▸ **Exercise directions**: Among the entries below, find the lines with "иных" and copy them.

▸ **Available records**:
────

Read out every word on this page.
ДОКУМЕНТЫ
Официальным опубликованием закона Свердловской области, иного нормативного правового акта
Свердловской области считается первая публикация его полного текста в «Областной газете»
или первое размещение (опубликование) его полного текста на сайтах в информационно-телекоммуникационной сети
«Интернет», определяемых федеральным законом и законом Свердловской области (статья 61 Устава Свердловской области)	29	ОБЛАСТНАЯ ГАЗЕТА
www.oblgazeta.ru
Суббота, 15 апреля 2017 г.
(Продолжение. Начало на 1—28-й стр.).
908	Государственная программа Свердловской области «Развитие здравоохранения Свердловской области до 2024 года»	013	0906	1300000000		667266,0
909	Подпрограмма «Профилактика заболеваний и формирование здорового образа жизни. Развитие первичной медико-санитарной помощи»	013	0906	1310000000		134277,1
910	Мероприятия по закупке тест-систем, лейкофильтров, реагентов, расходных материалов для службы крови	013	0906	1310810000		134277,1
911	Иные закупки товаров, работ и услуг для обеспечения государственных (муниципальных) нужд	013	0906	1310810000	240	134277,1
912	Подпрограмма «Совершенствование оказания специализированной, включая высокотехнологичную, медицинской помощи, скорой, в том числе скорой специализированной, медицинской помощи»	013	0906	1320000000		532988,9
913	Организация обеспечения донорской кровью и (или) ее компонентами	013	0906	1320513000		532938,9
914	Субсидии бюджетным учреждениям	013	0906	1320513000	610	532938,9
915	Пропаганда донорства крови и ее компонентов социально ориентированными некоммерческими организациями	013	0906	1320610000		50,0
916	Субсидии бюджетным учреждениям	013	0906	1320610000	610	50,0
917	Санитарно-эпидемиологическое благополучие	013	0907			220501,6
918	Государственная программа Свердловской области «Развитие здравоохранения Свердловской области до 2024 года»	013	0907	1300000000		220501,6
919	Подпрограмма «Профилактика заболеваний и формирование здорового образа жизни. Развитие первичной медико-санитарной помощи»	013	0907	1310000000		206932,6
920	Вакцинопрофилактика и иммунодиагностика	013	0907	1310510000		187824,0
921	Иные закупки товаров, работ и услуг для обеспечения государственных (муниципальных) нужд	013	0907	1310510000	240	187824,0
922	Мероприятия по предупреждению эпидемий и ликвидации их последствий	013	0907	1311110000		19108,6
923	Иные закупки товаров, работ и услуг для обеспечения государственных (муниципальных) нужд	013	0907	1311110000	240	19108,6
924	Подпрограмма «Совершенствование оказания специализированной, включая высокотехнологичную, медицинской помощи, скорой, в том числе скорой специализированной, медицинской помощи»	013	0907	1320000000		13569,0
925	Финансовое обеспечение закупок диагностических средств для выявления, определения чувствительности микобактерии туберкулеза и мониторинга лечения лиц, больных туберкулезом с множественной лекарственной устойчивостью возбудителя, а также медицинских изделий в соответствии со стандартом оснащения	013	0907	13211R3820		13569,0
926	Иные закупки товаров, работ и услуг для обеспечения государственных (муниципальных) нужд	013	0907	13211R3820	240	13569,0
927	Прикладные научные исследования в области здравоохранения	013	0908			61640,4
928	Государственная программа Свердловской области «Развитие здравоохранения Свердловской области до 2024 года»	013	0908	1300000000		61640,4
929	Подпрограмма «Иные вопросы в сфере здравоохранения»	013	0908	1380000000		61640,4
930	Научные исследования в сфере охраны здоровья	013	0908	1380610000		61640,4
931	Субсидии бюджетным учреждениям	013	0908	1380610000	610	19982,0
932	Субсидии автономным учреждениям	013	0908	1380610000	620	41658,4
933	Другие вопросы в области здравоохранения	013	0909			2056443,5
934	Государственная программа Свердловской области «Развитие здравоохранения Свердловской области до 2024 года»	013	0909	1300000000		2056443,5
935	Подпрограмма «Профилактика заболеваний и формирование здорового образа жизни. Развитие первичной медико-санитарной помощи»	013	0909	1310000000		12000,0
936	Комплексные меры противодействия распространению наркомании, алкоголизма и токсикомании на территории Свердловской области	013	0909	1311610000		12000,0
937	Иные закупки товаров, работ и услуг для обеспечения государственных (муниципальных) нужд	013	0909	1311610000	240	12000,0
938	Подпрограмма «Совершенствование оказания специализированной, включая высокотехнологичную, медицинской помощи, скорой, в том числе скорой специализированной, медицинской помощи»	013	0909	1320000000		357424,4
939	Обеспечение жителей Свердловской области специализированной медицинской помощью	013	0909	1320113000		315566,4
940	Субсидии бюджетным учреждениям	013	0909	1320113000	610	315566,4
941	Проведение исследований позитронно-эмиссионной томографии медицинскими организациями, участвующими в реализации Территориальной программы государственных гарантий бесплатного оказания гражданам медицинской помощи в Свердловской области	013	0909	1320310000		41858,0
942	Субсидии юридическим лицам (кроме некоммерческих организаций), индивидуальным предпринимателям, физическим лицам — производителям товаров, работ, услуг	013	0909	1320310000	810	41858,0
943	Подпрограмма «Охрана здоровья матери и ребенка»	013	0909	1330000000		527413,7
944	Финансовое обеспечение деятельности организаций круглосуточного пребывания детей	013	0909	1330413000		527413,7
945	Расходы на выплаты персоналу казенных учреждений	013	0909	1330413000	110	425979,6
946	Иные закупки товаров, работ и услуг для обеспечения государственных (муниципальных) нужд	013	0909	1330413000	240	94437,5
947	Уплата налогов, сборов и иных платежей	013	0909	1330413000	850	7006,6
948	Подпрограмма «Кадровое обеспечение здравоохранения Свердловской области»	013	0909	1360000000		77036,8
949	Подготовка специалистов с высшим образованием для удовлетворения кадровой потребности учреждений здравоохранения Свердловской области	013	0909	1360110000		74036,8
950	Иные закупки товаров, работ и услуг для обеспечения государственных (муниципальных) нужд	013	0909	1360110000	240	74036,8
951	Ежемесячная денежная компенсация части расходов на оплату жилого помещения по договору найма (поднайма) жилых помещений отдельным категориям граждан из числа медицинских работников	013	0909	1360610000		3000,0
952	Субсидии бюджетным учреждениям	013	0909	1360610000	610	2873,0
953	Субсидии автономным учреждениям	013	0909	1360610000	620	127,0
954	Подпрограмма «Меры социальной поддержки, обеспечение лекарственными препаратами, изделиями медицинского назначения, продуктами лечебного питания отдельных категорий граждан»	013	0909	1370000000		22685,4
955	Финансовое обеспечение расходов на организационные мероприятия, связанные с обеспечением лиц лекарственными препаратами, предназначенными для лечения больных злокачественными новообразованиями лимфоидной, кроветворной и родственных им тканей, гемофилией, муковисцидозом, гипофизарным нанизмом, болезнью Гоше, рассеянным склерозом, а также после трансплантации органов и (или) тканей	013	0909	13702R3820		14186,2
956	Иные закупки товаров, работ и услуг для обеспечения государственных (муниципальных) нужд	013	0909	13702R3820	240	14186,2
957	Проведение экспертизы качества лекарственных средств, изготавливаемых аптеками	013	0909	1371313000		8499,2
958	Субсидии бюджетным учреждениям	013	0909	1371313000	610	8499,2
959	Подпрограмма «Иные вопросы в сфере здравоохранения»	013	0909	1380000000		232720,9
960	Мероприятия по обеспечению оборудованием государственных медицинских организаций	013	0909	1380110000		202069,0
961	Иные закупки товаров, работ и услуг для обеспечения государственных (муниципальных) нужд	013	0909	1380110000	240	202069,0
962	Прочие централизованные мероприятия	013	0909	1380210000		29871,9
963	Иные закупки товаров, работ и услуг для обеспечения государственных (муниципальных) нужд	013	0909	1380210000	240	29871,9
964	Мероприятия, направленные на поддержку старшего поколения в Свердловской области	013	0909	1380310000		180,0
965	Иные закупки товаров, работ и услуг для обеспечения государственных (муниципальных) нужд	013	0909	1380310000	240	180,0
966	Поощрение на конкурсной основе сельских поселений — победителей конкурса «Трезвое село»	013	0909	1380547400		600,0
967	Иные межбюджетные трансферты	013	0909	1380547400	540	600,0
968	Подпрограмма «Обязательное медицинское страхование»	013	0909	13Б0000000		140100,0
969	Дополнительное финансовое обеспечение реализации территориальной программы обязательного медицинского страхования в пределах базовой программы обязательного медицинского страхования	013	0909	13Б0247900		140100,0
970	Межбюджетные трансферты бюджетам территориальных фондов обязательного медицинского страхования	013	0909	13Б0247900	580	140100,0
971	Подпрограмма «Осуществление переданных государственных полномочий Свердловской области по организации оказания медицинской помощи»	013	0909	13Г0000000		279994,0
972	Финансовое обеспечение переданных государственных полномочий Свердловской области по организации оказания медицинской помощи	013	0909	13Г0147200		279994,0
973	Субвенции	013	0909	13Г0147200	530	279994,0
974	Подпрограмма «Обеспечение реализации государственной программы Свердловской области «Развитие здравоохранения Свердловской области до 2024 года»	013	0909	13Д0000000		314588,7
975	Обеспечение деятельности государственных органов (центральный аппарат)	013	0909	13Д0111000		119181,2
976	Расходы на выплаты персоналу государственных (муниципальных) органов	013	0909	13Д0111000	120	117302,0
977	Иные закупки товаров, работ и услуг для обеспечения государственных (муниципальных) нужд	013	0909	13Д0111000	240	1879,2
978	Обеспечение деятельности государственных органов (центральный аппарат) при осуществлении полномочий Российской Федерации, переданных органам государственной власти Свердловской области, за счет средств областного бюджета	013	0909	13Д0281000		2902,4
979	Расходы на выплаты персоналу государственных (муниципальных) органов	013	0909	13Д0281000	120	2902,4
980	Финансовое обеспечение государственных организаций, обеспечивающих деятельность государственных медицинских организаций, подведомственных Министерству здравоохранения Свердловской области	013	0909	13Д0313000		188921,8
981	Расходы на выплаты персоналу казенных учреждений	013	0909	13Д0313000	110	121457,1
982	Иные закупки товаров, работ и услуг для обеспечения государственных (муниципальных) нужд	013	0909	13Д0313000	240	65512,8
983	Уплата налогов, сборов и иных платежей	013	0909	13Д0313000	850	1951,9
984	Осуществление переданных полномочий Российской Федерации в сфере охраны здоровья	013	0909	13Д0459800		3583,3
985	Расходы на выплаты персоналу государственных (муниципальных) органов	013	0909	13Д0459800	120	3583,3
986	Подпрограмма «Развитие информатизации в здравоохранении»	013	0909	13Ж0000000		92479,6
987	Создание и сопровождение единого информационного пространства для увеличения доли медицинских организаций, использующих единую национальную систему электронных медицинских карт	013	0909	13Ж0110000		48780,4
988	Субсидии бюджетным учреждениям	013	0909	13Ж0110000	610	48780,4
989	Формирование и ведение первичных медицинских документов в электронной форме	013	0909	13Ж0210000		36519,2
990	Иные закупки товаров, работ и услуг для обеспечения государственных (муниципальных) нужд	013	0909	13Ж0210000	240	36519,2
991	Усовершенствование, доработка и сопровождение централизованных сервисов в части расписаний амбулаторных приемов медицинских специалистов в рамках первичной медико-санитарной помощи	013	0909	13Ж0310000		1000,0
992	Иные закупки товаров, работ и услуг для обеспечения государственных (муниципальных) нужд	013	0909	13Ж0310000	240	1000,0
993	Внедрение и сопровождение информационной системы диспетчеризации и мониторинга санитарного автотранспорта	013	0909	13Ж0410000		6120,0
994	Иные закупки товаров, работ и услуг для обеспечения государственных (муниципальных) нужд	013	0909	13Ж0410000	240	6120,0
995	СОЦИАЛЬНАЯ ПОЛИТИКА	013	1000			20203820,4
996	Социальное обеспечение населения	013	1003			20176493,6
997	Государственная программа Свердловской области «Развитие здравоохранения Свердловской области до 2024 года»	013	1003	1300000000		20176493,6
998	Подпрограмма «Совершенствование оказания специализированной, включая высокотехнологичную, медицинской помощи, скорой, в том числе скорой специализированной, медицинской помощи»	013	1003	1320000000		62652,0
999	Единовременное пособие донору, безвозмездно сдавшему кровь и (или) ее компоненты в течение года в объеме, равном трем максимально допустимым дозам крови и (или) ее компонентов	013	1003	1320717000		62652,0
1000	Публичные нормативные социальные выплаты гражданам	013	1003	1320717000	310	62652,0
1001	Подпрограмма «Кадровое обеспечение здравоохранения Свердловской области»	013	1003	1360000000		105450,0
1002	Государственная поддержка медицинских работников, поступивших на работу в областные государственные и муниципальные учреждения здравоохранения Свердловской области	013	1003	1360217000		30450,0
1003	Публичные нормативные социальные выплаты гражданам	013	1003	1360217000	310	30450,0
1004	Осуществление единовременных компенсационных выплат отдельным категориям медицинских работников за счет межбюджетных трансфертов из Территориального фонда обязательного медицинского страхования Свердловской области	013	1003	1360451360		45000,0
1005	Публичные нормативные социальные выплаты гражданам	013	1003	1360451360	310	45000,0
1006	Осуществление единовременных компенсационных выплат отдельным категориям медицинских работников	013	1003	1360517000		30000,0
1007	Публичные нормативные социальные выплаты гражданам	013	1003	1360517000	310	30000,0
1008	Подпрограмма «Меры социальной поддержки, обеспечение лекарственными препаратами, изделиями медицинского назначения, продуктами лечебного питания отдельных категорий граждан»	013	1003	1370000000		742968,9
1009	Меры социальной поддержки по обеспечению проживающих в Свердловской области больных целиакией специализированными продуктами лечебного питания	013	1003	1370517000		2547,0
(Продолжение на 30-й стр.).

────

▸ **Output for this exercise**:
947	Уплата налогов, сборов и иных платежей	013	0909	1330413000	850	7006,6
983	Уплата налогов, сборов и иных платежей	013	0909	13Д0313000	850	1951,9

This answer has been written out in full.